- Task
Extract the text of every entry below exactly; leave images out.

- Supplied records
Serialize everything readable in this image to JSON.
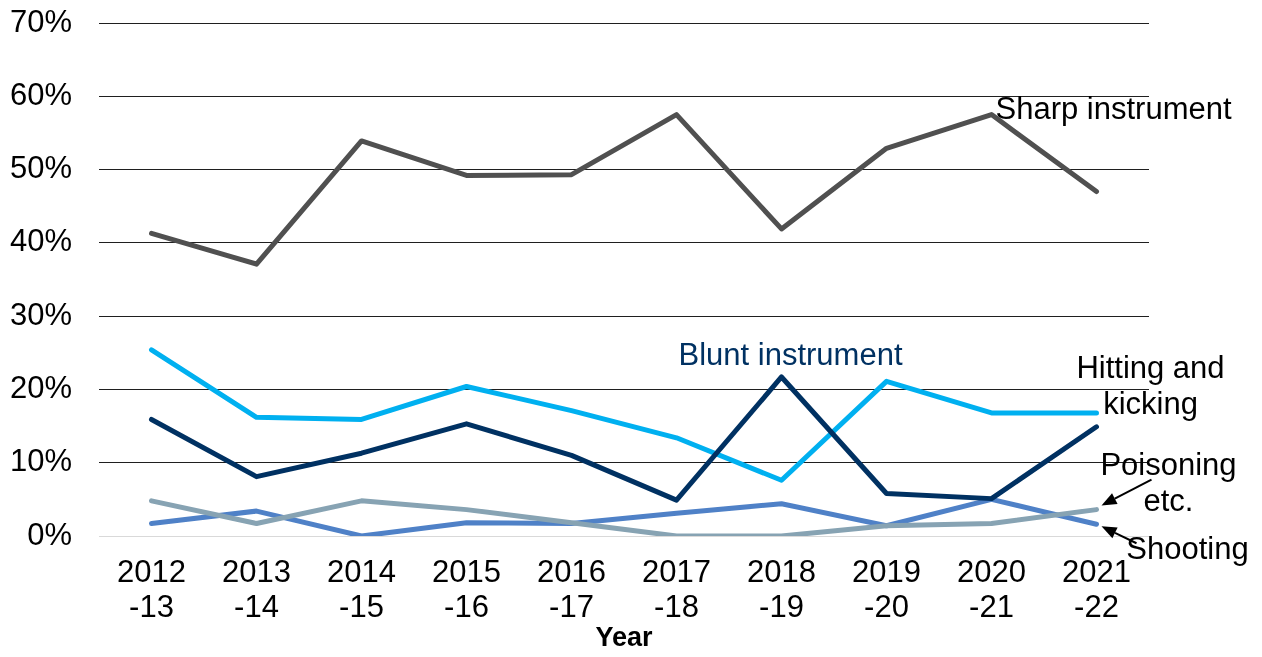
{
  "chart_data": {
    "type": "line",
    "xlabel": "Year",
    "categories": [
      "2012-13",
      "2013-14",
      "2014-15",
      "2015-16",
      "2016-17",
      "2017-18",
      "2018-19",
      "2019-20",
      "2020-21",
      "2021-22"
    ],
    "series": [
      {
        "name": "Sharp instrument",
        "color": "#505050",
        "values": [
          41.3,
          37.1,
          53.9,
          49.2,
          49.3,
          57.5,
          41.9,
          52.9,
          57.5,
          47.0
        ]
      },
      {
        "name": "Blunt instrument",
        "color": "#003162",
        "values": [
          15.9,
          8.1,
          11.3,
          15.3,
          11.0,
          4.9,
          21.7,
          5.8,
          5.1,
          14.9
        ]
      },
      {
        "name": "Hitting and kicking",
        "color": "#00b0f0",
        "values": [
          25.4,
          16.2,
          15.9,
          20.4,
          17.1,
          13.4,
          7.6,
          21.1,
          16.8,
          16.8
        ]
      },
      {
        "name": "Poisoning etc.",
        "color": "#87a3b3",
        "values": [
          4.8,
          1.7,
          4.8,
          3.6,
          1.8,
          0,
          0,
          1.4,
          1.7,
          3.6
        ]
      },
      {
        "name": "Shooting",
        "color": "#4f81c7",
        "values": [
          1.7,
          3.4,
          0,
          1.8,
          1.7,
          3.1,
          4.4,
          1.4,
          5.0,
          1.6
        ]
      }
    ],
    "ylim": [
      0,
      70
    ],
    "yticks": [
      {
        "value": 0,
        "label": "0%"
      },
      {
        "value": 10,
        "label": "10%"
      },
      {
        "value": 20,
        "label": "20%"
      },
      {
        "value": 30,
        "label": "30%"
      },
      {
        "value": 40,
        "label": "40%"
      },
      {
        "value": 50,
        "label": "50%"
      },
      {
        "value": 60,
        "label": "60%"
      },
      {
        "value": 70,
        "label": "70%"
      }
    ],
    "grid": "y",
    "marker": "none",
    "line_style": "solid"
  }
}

- Worked answer
Serialize everything readable in this image to JSON.
{
  "chart_data": {
    "type": "line",
    "xlabel": "Year",
    "categories": [
      "2012-13",
      "2013-14",
      "2014-15",
      "2015-16",
      "2016-17",
      "2017-18",
      "2018-19",
      "2019-20",
      "2020-21",
      "2021-22"
    ],
    "series": [
      {
        "name": "Sharp instrument",
        "color": "#505050",
        "values": [
          41.3,
          37.1,
          53.9,
          49.2,
          49.3,
          57.5,
          41.9,
          52.9,
          57.5,
          47.0
        ]
      },
      {
        "name": "Blunt instrument",
        "color": "#003162",
        "values": [
          15.9,
          8.1,
          11.3,
          15.3,
          11.0,
          4.9,
          21.7,
          5.8,
          5.1,
          14.9
        ]
      },
      {
        "name": "Hitting and kicking",
        "color": "#00b0f0",
        "values": [
          25.4,
          16.2,
          15.9,
          20.4,
          17.1,
          13.4,
          7.6,
          21.1,
          16.8,
          16.8
        ]
      },
      {
        "name": "Poisoning etc.",
        "color": "#87a3b3",
        "values": [
          4.8,
          1.7,
          4.8,
          3.6,
          1.8,
          0,
          0,
          1.4,
          1.7,
          3.6
        ]
      },
      {
        "name": "Shooting",
        "color": "#4f81c7",
        "values": [
          1.7,
          3.4,
          0,
          1.8,
          1.7,
          3.1,
          4.4,
          1.4,
          5.0,
          1.6
        ]
      }
    ],
    "ylim": [
      0,
      70
    ],
    "yticks": [
      {
        "value": 0,
        "label": "0%"
      },
      {
        "value": 10,
        "label": "10%"
      },
      {
        "value": 20,
        "label": "20%"
      },
      {
        "value": 30,
        "label": "30%"
      },
      {
        "value": 40,
        "label": "40%"
      },
      {
        "value": 50,
        "label": "50%"
      },
      {
        "value": 60,
        "label": "60%"
      },
      {
        "value": 70,
        "label": "70%"
      }
    ],
    "grid": "y",
    "marker": "none",
    "line_style": "solid"
  }
}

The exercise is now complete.